#### [Supplied data]

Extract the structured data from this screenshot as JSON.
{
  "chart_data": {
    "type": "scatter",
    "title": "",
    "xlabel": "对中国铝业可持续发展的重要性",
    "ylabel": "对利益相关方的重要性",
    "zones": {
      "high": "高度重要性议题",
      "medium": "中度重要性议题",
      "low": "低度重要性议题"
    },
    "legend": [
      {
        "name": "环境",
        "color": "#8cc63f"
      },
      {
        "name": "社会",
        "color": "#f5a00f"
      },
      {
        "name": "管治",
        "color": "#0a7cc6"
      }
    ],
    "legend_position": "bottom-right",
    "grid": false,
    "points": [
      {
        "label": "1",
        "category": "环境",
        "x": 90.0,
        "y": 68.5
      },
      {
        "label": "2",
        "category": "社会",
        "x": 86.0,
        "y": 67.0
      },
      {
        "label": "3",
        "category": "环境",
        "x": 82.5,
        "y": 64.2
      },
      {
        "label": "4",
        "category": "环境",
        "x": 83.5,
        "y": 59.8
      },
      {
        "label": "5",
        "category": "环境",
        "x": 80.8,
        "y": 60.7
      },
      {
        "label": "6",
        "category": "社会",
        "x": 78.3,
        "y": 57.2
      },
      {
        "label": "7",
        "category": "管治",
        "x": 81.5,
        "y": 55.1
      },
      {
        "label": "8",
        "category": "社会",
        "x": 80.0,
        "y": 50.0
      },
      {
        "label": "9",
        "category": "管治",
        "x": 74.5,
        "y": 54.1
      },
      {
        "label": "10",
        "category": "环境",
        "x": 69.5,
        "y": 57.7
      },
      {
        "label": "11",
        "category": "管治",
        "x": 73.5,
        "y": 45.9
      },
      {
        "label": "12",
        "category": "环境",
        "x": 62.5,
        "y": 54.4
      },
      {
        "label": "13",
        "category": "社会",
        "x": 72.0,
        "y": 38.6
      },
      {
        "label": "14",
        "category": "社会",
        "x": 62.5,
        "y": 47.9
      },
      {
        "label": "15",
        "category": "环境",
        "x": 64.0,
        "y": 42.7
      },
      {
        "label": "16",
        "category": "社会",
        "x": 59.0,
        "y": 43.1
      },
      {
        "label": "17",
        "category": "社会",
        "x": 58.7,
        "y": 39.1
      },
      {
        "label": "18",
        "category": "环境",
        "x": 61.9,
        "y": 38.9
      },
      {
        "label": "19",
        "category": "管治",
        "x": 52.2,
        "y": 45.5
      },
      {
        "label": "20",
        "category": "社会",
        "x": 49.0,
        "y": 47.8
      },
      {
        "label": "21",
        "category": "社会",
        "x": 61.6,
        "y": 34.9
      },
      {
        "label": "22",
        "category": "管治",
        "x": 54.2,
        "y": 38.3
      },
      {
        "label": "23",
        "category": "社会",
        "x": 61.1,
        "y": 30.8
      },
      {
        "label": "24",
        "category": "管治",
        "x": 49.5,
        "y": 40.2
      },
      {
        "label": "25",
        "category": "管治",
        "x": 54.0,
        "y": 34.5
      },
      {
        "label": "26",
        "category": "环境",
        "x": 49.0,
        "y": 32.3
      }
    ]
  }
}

#### [Stated goal]
The required answer is a single number: the count of lines in the entries that hold the string "color".

#### [Answer to this problem]
3